Stored records
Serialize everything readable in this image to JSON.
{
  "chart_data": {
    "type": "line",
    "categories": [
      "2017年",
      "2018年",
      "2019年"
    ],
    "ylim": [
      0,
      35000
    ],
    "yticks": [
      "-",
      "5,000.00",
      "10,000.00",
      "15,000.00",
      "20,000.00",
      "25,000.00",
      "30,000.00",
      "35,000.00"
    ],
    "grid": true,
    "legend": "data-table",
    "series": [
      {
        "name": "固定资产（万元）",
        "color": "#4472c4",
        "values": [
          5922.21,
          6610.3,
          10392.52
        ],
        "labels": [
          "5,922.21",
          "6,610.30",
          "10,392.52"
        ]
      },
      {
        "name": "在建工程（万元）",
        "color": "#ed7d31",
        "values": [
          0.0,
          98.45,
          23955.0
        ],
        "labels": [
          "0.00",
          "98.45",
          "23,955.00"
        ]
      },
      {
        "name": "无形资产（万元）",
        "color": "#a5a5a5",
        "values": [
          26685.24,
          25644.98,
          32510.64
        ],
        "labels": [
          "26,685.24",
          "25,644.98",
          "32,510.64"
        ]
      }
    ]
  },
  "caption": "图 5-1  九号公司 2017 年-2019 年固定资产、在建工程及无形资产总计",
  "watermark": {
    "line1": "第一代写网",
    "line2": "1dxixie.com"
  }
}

Exercise directions
Your answer should be a single number: the count of lines that contain "name".

Exercise result
3